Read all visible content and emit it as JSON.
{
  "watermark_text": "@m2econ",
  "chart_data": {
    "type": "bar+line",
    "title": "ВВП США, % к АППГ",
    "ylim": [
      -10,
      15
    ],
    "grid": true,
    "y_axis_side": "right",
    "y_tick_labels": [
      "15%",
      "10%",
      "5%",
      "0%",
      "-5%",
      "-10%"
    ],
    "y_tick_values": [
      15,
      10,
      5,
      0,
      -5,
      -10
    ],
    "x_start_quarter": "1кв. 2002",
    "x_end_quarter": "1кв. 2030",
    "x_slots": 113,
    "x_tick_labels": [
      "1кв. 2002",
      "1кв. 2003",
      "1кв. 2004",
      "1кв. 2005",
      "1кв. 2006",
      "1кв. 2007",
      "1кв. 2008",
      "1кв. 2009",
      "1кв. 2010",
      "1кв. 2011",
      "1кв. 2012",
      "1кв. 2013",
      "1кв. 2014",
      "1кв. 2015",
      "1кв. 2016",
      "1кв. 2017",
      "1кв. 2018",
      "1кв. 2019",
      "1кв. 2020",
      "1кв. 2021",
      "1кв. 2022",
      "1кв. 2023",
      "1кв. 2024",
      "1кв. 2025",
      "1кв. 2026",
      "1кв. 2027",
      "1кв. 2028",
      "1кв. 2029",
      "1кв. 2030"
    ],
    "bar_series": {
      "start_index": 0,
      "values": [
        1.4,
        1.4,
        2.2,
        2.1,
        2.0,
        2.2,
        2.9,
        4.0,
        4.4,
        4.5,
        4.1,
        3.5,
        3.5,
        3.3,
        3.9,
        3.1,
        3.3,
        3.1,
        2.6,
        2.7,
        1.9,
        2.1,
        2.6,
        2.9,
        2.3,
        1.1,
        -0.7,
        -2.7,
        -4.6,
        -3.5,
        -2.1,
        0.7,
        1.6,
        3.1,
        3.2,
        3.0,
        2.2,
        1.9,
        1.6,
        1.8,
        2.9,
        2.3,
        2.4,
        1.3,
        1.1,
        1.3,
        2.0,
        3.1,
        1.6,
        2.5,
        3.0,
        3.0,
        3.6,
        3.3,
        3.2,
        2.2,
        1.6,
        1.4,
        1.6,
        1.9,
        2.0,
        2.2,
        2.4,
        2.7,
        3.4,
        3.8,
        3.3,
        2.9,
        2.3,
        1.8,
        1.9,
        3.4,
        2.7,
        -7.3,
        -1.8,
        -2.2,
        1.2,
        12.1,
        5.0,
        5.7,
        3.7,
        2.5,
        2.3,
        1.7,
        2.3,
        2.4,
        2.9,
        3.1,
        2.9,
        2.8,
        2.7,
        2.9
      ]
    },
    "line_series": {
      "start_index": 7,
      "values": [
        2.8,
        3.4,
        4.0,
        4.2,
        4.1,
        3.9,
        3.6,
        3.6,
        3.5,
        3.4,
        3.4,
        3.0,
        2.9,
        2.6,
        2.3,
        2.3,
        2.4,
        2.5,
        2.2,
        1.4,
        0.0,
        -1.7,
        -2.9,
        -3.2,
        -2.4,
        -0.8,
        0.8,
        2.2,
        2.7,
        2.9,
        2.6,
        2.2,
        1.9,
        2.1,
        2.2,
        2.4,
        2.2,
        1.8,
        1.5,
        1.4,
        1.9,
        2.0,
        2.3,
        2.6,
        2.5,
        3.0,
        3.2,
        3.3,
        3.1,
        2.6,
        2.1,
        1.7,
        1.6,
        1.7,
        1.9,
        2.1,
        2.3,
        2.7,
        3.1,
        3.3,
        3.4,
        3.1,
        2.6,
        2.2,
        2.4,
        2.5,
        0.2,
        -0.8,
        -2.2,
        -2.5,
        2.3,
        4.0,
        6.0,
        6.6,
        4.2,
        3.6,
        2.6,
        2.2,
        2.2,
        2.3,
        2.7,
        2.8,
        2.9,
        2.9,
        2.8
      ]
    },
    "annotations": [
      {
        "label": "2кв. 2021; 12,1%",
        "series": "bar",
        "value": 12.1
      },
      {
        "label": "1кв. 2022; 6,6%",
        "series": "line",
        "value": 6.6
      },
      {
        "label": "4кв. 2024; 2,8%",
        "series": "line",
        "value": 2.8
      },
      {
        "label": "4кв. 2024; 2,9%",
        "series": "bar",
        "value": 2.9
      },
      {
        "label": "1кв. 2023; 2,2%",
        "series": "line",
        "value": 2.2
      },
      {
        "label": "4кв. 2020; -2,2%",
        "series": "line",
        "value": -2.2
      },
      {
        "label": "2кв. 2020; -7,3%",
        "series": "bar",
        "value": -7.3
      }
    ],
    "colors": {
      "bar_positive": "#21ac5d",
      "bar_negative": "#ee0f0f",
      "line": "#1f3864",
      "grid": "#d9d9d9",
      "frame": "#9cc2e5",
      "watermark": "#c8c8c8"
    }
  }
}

────────

Every line above should be written out again exactly as it stands.

Result:
Read all visible content and emit it as JSON.
{
  "watermark_text": "@m2econ",
  "chart_data": {
    "type": "bar+line",
    "title": "ВВП США, % к АППГ",
    "ylim": [
      -10,
      15
    ],
    "grid": true,
    "y_axis_side": "right",
    "y_tick_labels": [
      "15%",
      "10%",
      "5%",
      "0%",
      "-5%",
      "-10%"
    ],
    "y_tick_values": [
      15,
      10,
      5,
      0,
      -5,
      -10
    ],
    "x_start_quarter": "1кв. 2002",
    "x_end_quarter": "1кв. 2030",
    "x_slots": 113,
    "x_tick_labels": [
      "1кв. 2002",
      "1кв. 2003",
      "1кв. 2004",
      "1кв. 2005",
      "1кв. 2006",
      "1кв. 2007",
      "1кв. 2008",
      "1кв. 2009",
      "1кв. 2010",
      "1кв. 2011",
      "1кв. 2012",
      "1кв. 2013",
      "1кв. 2014",
      "1кв. 2015",
      "1кв. 2016",
      "1кв. 2017",
      "1кв. 2018",
      "1кв. 2019",
      "1кв. 2020",
      "1кв. 2021",
      "1кв. 2022",
      "1кв. 2023",
      "1кв. 2024",
      "1кв. 2025",
      "1кв. 2026",
      "1кв. 2027",
      "1кв. 2028",
      "1кв. 2029",
      "1кв. 2030"
    ],
    "bar_series": {
      "start_index": 0,
      "values": [
        1.4,
        1.4,
        2.2,
        2.1,
        2.0,
        2.2,
        2.9,
        4.0,
        4.4,
        4.5,
        4.1,
        3.5,
        3.5,
        3.3,
        3.9,
        3.1,
        3.3,
        3.1,
        2.6,
        2.7,
        1.9,
        2.1,
        2.6,
        2.9,
        2.3,
        1.1,
        -0.7,
        -2.7,
        -4.6,
        -3.5,
        -2.1,
        0.7,
        1.6,
        3.1,
        3.2,
        3.0,
        2.2,
        1.9,
        1.6,
        1.8,
        2.9,
        2.3,
        2.4,
        1.3,
        1.1,
        1.3,
        2.0,
        3.1,
        1.6,
        2.5,
        3.0,
        3.0,
        3.6,
        3.3,
        3.2,
        2.2,
        1.6,
        1.4,
        1.6,
        1.9,
        2.0,
        2.2,
        2.4,
        2.7,
        3.4,
        3.8,
        3.3,
        2.9,
        2.3,
        1.8,
        1.9,
        3.4,
        2.7,
        -7.3,
        -1.8,
        -2.2,
        1.2,
        12.1,
        5.0,
        5.7,
        3.7,
        2.5,
        2.3,
        1.7,
        2.3,
        2.4,
        2.9,
        3.1,
        2.9,
        2.8,
        2.7,
        2.9
      ]
    },
    "line_series": {
      "start_index": 7,
      "values": [
        2.8,
        3.4,
        4.0,
        4.2,
        4.1,
        3.9,
        3.6,
        3.6,
        3.5,
        3.4,
        3.4,
        3.0,
        2.9,
        2.6,
        2.3,
        2.3,
        2.4,
        2.5,
        2.2,
        1.4,
        0.0,
        -1.7,
        -2.9,
        -3.2,
        -2.4,
        -0.8,
        0.8,
        2.2,
        2.7,
        2.9,
        2.6,
        2.2,
        1.9,
        2.1,
        2.2,
        2.4,
        2.2,
        1.8,
        1.5,
        1.4,
        1.9,
        2.0,
        2.3,
        2.6,
        2.5,
        3.0,
        3.2,
        3.3,
        3.1,
        2.6,
        2.1,
        1.7,
        1.6,
        1.7,
        1.9,
        2.1,
        2.3,
        2.7,
        3.1,
        3.3,
        3.4,
        3.1,
        2.6,
        2.2,
        2.4,
        2.5,
        0.2,
        -0.8,
        -2.2,
        -2.5,
        2.3,
        4.0,
        6.0,
        6.6,
        4.2,
        3.6,
        2.6,
        2.2,
        2.2,
        2.3,
        2.7,
        2.8,
        2.9,
        2.9,
        2.8
      ]
    },
    "annotations": [
      {
        "label": "2кв. 2021; 12,1%",
        "series": "bar",
        "value": 12.1
      },
      {
        "label": "1кв. 2022; 6,6%",
        "series": "line",
        "value": 6.6
      },
      {
        "label": "4кв. 2024; 2,8%",
        "series": "line",
        "value": 2.8
      },
      {
        "label": "4кв. 2024; 2,9%",
        "series": "bar",
        "value": 2.9
      },
      {
        "label": "1кв. 2023; 2,2%",
        "series": "line",
        "value": 2.2
      },
      {
        "label": "4кв. 2020; -2,2%",
        "series": "line",
        "value": -2.2
      },
      {
        "label": "2кв. 2020; -7,3%",
        "series": "bar",
        "value": -7.3
      }
    ],
    "colors": {
      "bar_positive": "#21ac5d",
      "bar_negative": "#ee0f0f",
      "line": "#1f3864",
      "grid": "#d9d9d9",
      "frame": "#9cc2e5",
      "watermark": "#c8c8c8"
    }
  }
}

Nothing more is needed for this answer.